**Extracted data**

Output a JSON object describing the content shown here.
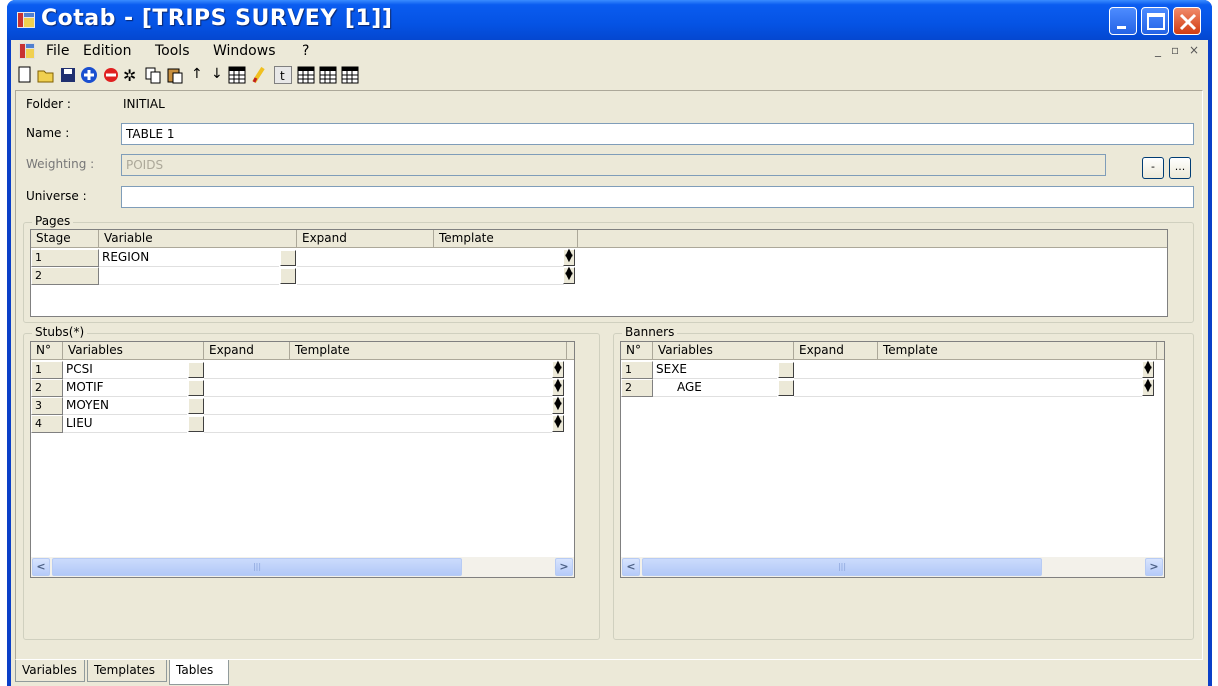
{
  "window": {
    "title": "Cotab - [TRIPS SURVEY [1]]"
  },
  "menu": {
    "items": [
      "File",
      "Edition",
      "Tools",
      "Windows",
      "?"
    ]
  },
  "toolbar": {
    "icons": [
      "new-icon",
      "open-icon",
      "save-icon",
      "add-icon",
      "remove-icon",
      "cut-icon",
      "copy-icon",
      "paste-icon",
      "move-up-icon",
      "move-down-icon",
      "table-icon",
      "edit-icon",
      "text-icon",
      "table-run-icon",
      "table-export-icon",
      "table-print-icon"
    ]
  },
  "form": {
    "folder_label": "Folder :",
    "folder_value": "INITIAL",
    "name_label": "Name :",
    "name_value": "TABLE 1",
    "weighting_label": "Weighting :",
    "weighting_value": "POIDS",
    "weighting_btn1": "-",
    "weighting_btn2": "...",
    "universe_label": "Universe :",
    "universe_value": ""
  },
  "pages": {
    "title": "Pages",
    "headers": [
      "Stage",
      "Variable",
      "Expand",
      "Template"
    ],
    "rows": [
      {
        "n": "1",
        "variable": "REGION"
      },
      {
        "n": "2",
        "variable": ""
      }
    ]
  },
  "stubs": {
    "title": "Stubs(*)",
    "headers": [
      "N°",
      "Variables",
      "Expand",
      "Template"
    ],
    "rows": [
      {
        "n": "1",
        "variable": "PCSI"
      },
      {
        "n": "2",
        "variable": "MOTIF"
      },
      {
        "n": "3",
        "variable": "MOYEN"
      },
      {
        "n": "4",
        "variable": "LIEU"
      }
    ]
  },
  "banners": {
    "title": "Banners",
    "headers": [
      "N°",
      "Variables",
      "Expand",
      "Template"
    ],
    "rows": [
      {
        "n": "1",
        "variable": "SEXE"
      },
      {
        "n": "2",
        "variable": "AGE"
      }
    ]
  },
  "tabs": [
    "Variables",
    "Templates",
    "Tables"
  ],
  "active_tab": "Tables"
}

**Short task**
Transcribe all the lines above exactly, apart from the pictures.

**Response for this exercise**
Output a JSON object describing the content shown here.
{
  "window": {
    "title": "Cotab - [TRIPS SURVEY [1]]"
  },
  "menu": {
    "items": [
      "File",
      "Edition",
      "Tools",
      "Windows",
      "?"
    ]
  },
  "toolbar": {
    "icons": [
      "new-icon",
      "open-icon",
      "save-icon",
      "add-icon",
      "remove-icon",
      "cut-icon",
      "copy-icon",
      "paste-icon",
      "move-up-icon",
      "move-down-icon",
      "table-icon",
      "edit-icon",
      "text-icon",
      "table-run-icon",
      "table-export-icon",
      "table-print-icon"
    ]
  },
  "form": {
    "folder_label": "Folder :",
    "folder_value": "INITIAL",
    "name_label": "Name :",
    "name_value": "TABLE 1",
    "weighting_label": "Weighting :",
    "weighting_value": "POIDS",
    "weighting_btn1": "-",
    "weighting_btn2": "...",
    "universe_label": "Universe :",
    "universe_value": ""
  },
  "pages": {
    "title": "Pages",
    "headers": [
      "Stage",
      "Variable",
      "Expand",
      "Template"
    ],
    "rows": [
      {
        "n": "1",
        "variable": "REGION"
      },
      {
        "n": "2",
        "variable": ""
      }
    ]
  },
  "stubs": {
    "title": "Stubs(*)",
    "headers": [
      "N°",
      "Variables",
      "Expand",
      "Template"
    ],
    "rows": [
      {
        "n": "1",
        "variable": "PCSI"
      },
      {
        "n": "2",
        "variable": "MOTIF"
      },
      {
        "n": "3",
        "variable": "MOYEN"
      },
      {
        "n": "4",
        "variable": "LIEU"
      }
    ]
  },
  "banners": {
    "title": "Banners",
    "headers": [
      "N°",
      "Variables",
      "Expand",
      "Template"
    ],
    "rows": [
      {
        "n": "1",
        "variable": "SEXE"
      },
      {
        "n": "2",
        "variable": "AGE"
      }
    ]
  },
  "tabs": [
    "Variables",
    "Templates",
    "Tables"
  ],
  "active_tab": "Tables"
}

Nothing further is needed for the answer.